(Structured figure records)
** begin **

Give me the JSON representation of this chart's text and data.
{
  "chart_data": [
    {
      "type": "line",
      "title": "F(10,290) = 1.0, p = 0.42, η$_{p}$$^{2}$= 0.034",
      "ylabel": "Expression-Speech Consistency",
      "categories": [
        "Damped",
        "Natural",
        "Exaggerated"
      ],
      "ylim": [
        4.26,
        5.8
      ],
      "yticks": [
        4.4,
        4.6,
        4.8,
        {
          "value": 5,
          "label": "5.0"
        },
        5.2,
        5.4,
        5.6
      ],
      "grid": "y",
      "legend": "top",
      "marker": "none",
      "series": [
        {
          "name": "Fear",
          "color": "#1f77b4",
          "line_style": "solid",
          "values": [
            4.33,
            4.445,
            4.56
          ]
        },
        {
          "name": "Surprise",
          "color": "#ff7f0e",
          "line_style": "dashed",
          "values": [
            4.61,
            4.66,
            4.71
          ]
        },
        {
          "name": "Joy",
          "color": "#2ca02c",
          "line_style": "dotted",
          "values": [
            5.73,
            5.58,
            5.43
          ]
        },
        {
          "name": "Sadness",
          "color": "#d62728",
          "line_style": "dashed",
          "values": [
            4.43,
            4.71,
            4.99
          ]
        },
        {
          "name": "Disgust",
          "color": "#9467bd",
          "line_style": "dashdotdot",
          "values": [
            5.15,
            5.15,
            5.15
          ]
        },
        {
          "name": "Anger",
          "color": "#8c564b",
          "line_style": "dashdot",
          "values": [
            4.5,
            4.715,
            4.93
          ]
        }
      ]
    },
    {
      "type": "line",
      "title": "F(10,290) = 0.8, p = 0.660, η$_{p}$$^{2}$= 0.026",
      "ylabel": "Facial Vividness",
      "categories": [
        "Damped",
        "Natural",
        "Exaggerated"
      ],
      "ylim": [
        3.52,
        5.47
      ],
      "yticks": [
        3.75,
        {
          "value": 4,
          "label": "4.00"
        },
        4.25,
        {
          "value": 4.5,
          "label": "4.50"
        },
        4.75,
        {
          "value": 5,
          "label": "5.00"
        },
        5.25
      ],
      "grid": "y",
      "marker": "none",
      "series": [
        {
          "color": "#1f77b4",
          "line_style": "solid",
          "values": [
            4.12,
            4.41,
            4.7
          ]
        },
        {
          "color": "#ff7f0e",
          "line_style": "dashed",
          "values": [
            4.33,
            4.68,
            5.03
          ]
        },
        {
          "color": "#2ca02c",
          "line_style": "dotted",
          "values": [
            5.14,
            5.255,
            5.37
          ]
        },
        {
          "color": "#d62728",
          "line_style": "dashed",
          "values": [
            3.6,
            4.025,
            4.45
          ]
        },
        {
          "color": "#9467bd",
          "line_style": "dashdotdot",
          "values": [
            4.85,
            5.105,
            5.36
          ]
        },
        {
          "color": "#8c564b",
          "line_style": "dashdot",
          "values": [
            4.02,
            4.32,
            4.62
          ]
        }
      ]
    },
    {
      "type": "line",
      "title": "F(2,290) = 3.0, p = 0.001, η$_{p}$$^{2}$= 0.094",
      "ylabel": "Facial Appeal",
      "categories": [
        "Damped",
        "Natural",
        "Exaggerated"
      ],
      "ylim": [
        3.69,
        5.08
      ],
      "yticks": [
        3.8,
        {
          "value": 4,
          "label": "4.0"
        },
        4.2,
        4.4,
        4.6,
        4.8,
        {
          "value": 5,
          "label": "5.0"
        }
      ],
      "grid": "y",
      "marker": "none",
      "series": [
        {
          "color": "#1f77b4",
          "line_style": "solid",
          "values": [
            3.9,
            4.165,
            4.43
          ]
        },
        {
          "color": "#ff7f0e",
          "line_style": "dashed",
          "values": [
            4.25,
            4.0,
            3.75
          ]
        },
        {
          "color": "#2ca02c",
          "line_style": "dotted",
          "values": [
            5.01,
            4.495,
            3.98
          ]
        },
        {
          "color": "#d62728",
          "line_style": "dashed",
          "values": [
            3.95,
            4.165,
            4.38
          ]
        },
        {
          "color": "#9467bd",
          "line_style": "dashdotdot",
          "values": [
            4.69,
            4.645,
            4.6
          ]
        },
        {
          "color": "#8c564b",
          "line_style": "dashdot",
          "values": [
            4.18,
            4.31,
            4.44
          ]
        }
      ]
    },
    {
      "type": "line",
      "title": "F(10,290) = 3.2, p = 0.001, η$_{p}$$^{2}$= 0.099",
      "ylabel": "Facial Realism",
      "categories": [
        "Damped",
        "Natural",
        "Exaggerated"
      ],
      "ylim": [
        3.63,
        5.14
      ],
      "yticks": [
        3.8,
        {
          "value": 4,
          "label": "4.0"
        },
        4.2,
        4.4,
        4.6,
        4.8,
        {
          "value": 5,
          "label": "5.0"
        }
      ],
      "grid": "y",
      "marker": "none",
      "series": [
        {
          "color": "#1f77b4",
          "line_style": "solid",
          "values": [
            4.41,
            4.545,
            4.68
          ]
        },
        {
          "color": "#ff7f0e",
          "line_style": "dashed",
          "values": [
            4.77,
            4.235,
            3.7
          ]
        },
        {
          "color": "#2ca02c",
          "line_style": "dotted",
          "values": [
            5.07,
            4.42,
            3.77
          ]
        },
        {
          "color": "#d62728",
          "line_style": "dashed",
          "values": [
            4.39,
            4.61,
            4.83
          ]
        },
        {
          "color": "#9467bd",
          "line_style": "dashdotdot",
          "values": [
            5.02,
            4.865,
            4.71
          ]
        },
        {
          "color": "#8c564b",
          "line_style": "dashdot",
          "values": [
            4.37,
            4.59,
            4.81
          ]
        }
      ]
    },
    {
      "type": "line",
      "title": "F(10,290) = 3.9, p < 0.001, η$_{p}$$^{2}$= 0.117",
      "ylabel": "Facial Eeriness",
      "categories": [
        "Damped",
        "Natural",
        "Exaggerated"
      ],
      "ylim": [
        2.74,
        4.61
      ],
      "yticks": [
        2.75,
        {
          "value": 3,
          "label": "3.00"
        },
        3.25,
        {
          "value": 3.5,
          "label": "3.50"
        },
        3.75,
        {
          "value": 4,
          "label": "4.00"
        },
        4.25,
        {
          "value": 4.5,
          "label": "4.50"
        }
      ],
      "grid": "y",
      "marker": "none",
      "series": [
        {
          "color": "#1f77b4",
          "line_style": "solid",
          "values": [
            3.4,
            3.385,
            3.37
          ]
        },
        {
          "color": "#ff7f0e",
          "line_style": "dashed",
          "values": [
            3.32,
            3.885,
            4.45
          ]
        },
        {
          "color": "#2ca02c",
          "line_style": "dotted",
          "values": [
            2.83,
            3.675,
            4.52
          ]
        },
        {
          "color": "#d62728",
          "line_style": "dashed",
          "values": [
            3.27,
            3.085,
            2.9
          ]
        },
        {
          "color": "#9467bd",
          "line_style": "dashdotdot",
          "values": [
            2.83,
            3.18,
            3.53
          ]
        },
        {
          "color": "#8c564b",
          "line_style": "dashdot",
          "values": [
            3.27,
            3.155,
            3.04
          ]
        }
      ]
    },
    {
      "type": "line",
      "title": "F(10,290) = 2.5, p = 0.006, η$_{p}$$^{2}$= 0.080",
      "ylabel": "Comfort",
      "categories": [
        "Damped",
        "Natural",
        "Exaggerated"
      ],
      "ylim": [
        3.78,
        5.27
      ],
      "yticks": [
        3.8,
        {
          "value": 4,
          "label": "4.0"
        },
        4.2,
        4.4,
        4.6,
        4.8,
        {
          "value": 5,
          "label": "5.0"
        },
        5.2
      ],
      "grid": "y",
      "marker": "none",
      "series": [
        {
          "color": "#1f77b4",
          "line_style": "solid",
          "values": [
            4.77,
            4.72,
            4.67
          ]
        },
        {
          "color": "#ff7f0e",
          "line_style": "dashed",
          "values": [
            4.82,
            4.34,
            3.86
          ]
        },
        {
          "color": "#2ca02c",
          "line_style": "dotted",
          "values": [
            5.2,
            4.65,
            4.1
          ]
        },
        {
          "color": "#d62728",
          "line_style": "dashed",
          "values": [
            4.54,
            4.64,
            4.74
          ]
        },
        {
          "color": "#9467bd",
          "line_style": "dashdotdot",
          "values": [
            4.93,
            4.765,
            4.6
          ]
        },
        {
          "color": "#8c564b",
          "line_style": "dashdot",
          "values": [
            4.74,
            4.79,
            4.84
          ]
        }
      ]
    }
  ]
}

** end **

◆ Written problem
Write out every line of the entries that holds the word "title".

◆ Written response
      "title": "F(10,290) = 1.0, p = 0.42, η$_{p}$$^{2}$= 0.034",
      "title": "F(10,290) = 0.8, p = 0.660, η$_{p}$$^{2}$= 0.026",
      "title": "F(2,290) = 3.0, p = 0.001, η$_{p}$$^{2}$= 0.094",
      "title": "F(10,290) = 3.2, p = 0.001, η$_{p}$$^{2}$= 0.099",
      "title": "F(10,290) = 3.9, p < 0.001, η$_{p}$$^{2}$= 0.117",
      "title": "F(10,290) = 2.5, p = 0.006, η$_{p}$$^{2}$= 0.080",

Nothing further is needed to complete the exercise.